* **Given exercise**:
Pick out every line holding the string "files" and copy it.

** START Entries supplied **

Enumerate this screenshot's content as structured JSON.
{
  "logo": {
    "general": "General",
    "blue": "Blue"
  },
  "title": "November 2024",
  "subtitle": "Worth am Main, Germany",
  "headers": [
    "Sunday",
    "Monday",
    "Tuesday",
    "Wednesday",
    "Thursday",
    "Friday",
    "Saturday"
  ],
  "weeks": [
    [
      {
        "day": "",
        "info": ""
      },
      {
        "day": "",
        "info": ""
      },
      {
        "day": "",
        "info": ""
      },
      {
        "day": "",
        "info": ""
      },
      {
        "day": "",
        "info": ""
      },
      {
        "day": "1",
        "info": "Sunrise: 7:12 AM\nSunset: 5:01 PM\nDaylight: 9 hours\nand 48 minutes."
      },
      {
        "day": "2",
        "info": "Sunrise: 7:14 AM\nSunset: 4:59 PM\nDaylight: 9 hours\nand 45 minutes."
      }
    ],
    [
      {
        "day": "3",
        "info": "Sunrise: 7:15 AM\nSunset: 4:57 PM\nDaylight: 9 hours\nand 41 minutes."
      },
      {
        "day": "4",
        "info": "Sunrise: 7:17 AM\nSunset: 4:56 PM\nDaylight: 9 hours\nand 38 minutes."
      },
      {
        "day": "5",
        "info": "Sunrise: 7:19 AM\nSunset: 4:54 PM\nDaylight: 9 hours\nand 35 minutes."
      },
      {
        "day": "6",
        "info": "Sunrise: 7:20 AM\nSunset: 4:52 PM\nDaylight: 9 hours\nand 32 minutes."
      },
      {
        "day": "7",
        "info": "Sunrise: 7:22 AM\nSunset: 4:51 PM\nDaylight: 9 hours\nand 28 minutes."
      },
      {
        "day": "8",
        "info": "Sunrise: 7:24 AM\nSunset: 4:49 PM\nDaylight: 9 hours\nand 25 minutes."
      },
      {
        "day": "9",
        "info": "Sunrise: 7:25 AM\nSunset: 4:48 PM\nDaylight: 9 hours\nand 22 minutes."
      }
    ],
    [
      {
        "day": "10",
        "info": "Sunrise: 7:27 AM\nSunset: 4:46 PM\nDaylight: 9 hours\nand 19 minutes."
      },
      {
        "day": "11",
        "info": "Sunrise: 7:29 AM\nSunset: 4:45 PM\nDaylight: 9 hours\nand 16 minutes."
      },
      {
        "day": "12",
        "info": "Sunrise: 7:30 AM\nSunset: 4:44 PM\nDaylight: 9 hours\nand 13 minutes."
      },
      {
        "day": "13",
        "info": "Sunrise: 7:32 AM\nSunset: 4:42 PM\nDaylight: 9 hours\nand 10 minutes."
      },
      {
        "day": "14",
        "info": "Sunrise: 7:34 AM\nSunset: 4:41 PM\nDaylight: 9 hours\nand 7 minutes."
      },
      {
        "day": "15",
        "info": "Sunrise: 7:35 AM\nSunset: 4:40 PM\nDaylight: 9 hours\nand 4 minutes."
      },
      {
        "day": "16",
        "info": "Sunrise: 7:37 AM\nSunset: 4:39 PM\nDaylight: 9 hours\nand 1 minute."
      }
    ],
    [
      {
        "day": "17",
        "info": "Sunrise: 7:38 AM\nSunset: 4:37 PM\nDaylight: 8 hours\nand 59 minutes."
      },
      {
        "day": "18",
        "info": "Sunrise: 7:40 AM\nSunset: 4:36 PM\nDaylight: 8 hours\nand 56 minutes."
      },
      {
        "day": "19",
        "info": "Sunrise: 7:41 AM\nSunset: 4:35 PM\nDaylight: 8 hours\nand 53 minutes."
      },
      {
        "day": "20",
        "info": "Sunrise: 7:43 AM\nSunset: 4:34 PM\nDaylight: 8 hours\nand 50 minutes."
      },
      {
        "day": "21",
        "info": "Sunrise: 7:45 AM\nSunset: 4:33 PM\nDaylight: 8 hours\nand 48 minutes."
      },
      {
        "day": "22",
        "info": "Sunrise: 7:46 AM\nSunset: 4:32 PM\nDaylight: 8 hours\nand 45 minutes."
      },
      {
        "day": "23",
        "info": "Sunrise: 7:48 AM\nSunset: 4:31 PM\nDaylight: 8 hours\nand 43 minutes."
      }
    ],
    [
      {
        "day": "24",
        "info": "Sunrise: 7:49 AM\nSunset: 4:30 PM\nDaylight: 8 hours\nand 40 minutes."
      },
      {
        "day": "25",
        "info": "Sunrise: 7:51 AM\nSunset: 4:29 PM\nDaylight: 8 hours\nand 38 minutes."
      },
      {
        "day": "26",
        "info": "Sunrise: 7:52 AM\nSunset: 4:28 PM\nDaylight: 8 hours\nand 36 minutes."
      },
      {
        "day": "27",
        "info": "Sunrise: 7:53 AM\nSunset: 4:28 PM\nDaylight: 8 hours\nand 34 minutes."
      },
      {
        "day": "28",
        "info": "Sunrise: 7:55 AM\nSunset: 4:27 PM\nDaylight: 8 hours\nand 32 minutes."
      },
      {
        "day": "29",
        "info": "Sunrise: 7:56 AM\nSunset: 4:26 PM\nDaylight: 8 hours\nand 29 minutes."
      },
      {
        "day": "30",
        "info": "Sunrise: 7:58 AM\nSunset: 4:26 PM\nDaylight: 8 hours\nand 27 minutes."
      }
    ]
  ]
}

** END Entries supplied **
** START Entries supplied **

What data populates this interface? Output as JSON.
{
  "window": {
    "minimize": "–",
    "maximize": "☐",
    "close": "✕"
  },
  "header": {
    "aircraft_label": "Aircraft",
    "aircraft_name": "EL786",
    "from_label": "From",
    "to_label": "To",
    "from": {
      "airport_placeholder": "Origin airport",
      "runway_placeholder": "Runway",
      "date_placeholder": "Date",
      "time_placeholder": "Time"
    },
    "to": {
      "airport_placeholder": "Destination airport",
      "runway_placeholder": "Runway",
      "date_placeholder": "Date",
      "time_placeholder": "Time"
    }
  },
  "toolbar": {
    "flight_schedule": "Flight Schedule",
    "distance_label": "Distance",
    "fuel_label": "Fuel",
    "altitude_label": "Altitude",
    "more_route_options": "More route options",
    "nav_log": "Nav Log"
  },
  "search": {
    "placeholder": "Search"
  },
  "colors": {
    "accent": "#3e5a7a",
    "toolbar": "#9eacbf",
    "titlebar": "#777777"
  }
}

** END Entries supplied **
** START Entries supplied **

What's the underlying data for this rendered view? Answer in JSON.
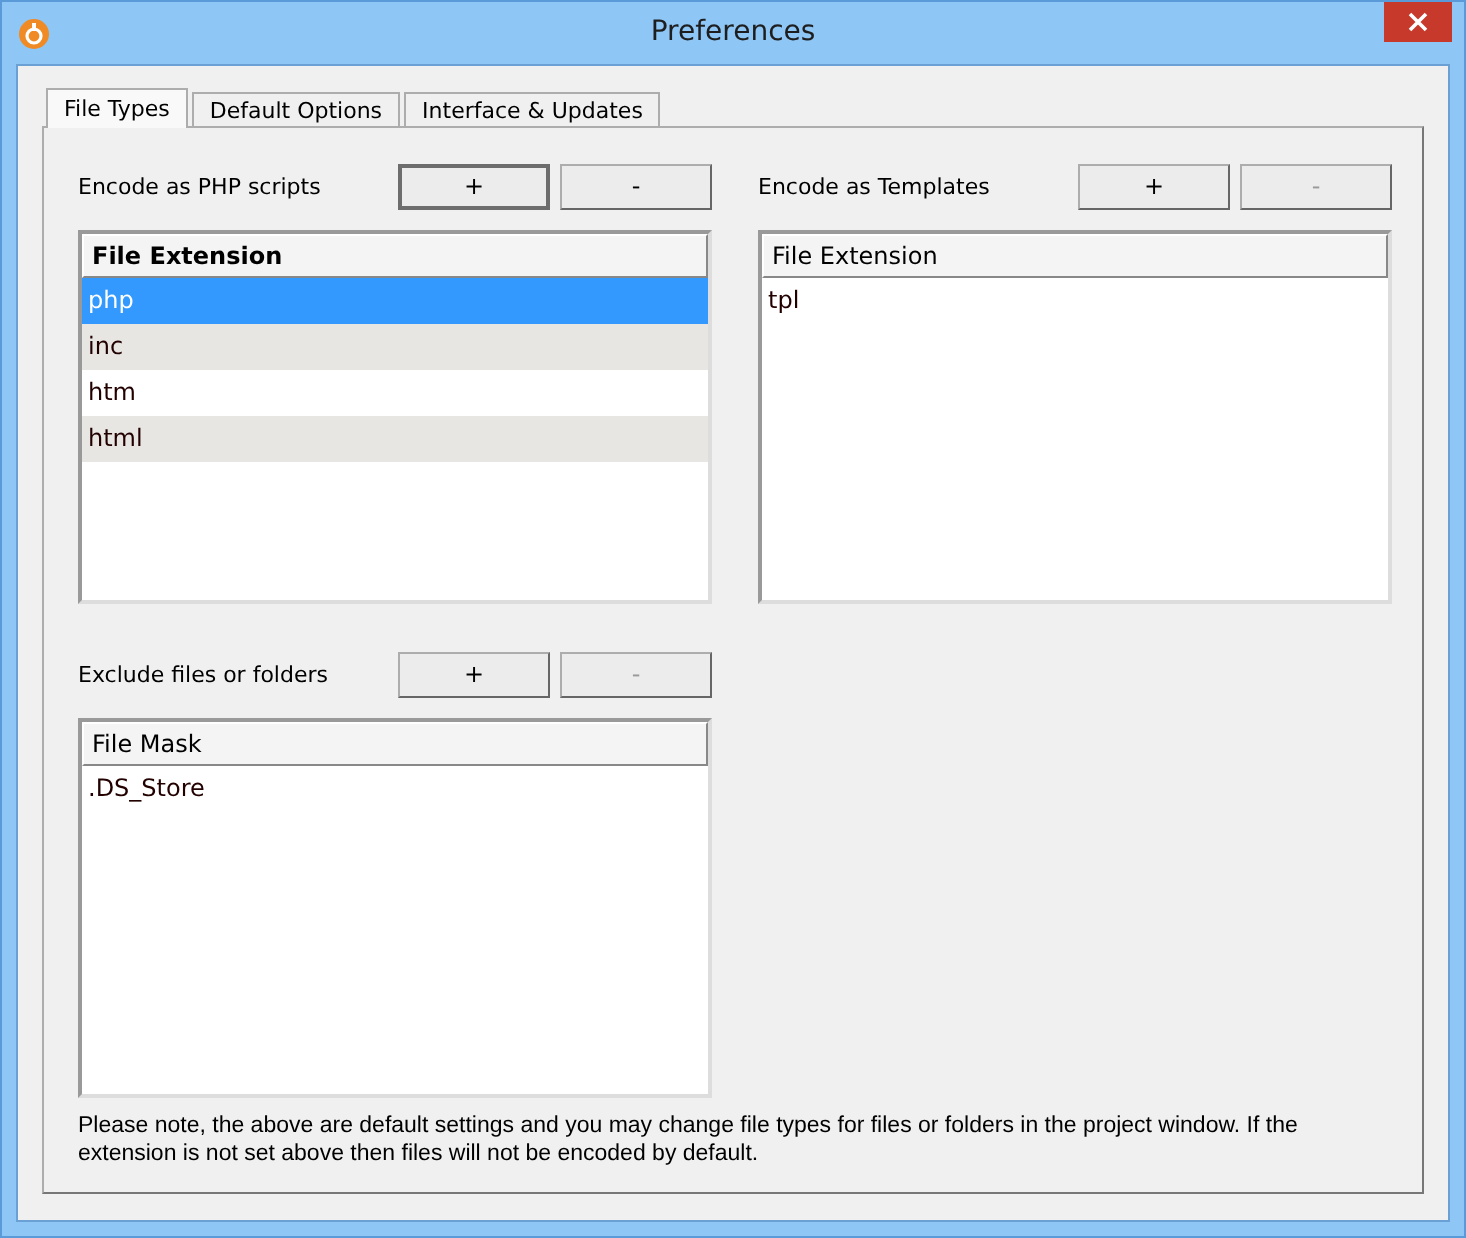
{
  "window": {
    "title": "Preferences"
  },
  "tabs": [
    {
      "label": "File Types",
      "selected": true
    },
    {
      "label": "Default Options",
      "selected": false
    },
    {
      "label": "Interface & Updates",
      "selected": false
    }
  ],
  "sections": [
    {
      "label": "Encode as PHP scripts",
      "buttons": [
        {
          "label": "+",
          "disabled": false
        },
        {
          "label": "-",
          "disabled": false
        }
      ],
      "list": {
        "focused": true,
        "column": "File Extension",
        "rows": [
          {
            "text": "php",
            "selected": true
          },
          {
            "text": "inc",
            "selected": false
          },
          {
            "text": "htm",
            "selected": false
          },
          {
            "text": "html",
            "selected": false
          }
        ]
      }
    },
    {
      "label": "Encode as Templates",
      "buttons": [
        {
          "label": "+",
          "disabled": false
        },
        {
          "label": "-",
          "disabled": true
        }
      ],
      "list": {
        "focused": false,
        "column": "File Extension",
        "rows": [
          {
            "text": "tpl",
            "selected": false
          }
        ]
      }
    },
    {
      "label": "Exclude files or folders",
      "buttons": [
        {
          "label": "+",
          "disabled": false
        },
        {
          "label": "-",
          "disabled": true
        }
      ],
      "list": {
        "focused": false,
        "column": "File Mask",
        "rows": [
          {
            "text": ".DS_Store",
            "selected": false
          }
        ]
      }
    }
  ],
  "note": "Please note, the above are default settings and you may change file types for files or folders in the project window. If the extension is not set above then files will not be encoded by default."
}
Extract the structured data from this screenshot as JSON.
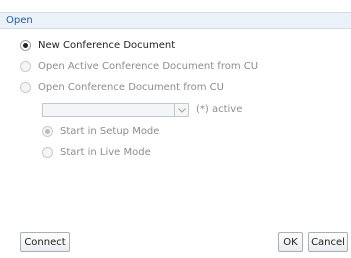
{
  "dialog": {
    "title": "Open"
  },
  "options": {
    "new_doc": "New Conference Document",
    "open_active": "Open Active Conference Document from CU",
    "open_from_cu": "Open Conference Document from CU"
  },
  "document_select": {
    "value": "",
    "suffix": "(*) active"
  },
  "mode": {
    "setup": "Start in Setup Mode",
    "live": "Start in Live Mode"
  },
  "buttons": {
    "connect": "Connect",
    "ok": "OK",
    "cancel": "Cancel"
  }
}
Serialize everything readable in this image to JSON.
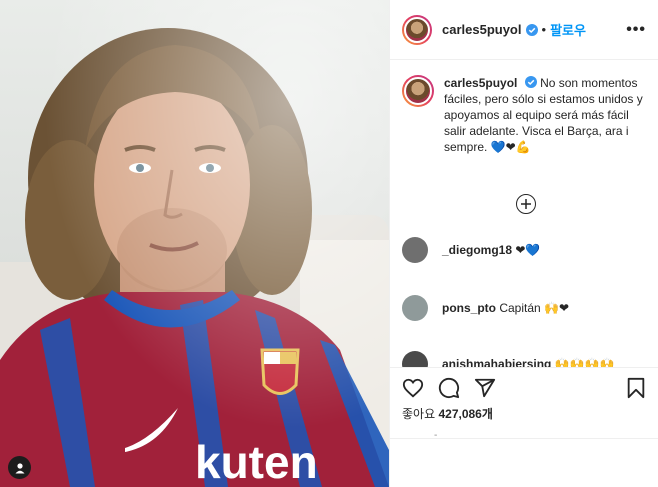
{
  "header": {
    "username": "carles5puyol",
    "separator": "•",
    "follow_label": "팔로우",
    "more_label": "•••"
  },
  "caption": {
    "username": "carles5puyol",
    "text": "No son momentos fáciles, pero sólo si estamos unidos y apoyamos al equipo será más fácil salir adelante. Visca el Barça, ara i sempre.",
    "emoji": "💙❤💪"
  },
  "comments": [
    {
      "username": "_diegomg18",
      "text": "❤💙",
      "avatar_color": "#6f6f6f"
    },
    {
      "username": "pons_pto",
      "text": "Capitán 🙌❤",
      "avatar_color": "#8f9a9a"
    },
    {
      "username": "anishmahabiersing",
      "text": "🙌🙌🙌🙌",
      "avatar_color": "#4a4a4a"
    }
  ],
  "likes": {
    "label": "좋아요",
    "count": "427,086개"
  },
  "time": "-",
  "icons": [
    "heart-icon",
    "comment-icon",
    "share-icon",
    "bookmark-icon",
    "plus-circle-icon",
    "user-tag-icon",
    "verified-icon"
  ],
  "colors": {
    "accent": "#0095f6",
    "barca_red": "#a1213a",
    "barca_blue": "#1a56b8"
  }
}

** END Entries supplied **

* **Written solution**:
      "label": "Exclude files or folders",
  "note": "Please note, the above are default settings and you may change file types for files or folders in the project window. If the extension is not set above then files will not be encoded by default."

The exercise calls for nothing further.